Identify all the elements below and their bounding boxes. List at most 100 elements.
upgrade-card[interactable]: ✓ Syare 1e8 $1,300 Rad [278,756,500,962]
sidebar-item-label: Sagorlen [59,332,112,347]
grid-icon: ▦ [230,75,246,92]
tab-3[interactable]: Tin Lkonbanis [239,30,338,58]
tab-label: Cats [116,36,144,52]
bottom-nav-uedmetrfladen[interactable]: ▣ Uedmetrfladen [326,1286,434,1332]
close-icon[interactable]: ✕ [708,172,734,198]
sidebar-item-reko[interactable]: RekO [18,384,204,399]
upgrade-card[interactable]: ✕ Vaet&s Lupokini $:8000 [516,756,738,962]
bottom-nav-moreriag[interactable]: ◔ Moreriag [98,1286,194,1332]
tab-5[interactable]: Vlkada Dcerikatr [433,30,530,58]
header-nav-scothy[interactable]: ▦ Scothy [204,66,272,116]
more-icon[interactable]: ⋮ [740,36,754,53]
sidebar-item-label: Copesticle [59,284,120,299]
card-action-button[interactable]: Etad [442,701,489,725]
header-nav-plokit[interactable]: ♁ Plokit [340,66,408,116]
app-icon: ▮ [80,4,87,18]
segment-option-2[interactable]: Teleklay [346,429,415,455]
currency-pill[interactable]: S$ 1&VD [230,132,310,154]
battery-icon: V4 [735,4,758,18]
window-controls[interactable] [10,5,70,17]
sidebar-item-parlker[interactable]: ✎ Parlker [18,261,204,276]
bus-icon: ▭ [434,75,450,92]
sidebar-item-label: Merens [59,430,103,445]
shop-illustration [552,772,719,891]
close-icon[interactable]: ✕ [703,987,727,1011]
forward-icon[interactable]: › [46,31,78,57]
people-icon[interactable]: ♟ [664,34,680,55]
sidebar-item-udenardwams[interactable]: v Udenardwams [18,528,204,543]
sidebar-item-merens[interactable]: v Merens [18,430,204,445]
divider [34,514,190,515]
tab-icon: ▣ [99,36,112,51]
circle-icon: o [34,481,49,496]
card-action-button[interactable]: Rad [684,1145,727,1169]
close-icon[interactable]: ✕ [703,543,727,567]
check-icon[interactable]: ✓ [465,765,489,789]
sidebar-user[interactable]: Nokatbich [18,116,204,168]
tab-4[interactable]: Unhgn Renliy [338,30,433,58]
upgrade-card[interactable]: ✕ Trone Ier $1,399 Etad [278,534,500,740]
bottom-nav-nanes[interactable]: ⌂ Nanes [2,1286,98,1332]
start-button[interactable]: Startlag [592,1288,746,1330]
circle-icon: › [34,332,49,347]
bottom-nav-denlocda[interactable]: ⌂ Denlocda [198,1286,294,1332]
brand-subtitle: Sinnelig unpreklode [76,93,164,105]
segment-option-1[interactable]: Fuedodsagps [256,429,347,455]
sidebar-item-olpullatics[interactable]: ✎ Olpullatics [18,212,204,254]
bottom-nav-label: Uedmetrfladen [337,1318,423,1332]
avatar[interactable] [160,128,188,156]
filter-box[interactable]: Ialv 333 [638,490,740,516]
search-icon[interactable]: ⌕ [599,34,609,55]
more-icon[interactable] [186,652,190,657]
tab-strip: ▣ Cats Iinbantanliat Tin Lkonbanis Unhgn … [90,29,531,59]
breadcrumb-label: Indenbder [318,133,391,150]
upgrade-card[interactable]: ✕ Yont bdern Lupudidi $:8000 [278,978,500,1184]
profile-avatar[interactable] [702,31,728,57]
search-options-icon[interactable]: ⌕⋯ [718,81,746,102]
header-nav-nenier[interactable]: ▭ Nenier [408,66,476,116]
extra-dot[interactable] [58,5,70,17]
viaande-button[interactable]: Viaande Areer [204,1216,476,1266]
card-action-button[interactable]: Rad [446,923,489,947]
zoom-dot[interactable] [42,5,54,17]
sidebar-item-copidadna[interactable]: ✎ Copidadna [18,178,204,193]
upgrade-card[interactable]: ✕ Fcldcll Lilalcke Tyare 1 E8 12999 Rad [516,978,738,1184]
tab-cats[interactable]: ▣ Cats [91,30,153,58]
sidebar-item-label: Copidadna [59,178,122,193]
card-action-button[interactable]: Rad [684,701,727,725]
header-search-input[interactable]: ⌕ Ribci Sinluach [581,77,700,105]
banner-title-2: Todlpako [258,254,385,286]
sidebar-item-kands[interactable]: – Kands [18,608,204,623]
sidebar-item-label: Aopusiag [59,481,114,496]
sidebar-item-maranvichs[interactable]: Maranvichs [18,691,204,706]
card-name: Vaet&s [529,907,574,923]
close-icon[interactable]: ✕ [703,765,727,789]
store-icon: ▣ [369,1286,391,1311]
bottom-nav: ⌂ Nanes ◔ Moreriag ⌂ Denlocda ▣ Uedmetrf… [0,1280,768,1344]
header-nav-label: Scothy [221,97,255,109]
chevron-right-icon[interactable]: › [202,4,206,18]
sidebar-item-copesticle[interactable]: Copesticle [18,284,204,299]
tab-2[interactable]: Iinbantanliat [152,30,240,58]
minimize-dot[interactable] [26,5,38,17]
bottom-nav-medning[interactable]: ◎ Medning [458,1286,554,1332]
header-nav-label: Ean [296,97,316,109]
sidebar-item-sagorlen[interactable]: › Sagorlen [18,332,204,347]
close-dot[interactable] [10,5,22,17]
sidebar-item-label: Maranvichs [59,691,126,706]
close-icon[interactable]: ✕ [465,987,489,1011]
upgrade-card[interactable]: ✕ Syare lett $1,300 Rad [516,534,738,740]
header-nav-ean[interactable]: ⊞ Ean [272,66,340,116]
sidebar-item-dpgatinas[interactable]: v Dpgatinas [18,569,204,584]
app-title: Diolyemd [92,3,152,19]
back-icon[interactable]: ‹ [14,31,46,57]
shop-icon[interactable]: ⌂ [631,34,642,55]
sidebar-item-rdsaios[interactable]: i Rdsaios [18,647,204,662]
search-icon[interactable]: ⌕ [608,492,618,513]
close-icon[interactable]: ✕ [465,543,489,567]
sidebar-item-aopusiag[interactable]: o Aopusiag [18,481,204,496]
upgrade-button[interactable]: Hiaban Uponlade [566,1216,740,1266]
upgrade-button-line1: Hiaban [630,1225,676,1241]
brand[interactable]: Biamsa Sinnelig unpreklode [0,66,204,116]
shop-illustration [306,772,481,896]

# [Request]
Rewrite the records from the first line through the line containing "bottom-nav-nanes[interactable]: ⌂ Nanes", replacing "close-icon" with "dismiss-icon" everywhere and leaving everything else unchanged.

# [The output]
Identify all the elements below and their bounding boxes. List at most 100 elements.
upgrade-card[interactable]: ✓ Syare 1e8 $1,300 Rad [278,756,500,962]
sidebar-item-label: Sagorlen [59,332,112,347]
grid-icon: ▦ [230,75,246,92]
tab-3[interactable]: Tin Lkonbanis [239,30,338,58]
tab-label: Cats [116,36,144,52]
bottom-nav-uedmetrfladen[interactable]: ▣ Uedmetrfladen [326,1286,434,1332]
dismiss-icon[interactable]: ✕ [708,172,734,198]
sidebar-item-reko[interactable]: RekO [18,384,204,399]
upgrade-card[interactable]: ✕ Vaet&s Lupokini $:8000 [516,756,738,962]
bottom-nav-moreriag[interactable]: ◔ Moreriag [98,1286,194,1332]
tab-5[interactable]: Vlkada Dcerikatr [433,30,530,58]
header-nav-scothy[interactable]: ▦ Scothy [204,66,272,116]
more-icon[interactable]: ⋮ [740,36,754,53]
sidebar-item-label: Copesticle [59,284,120,299]
card-action-button[interactable]: Etad [442,701,489,725]
header-nav-plokit[interactable]: ♁ Plokit [340,66,408,116]
app-icon: ▮ [80,4,87,18]
segment-option-2[interactable]: Teleklay [346,429,415,455]
currency-pill[interactable]: S$ 1&VD [230,132,310,154]
battery-icon: V4 [735,4,758,18]
window-controls[interactable] [10,5,70,17]
sidebar-item-parlker[interactable]: ✎ Parlker [18,261,204,276]
bus-icon: ▭ [434,75,450,92]
sidebar-item-label: Merens [59,430,103,445]
shop-illustration [552,772,719,891]
dismiss-icon[interactable]: ✕ [703,987,727,1011]
forward-icon[interactable]: › [46,31,78,57]
people-icon[interactable]: ♟ [664,34,680,55]
sidebar-item-udenardwams[interactable]: v Udenardwams [18,528,204,543]
sidebar-item-merens[interactable]: v Merens [18,430,204,445]
divider [34,514,190,515]
tab-icon: ▣ [99,36,112,51]
circle-icon: o [34,481,49,496]
card-action-button[interactable]: Rad [684,1145,727,1169]
dismiss-icon[interactable]: ✕ [703,543,727,567]
check-icon[interactable]: ✓ [465,765,489,789]
sidebar-user[interactable]: Nokatbich [18,116,204,168]
tab-4[interactable]: Unhgn Renliy [338,30,433,58]
upgrade-card[interactable]: ✕ Trone Ier $1,399 Etad [278,534,500,740]
bottom-nav-nanes[interactable]: ⌂ Nanes [2,1286,98,1332]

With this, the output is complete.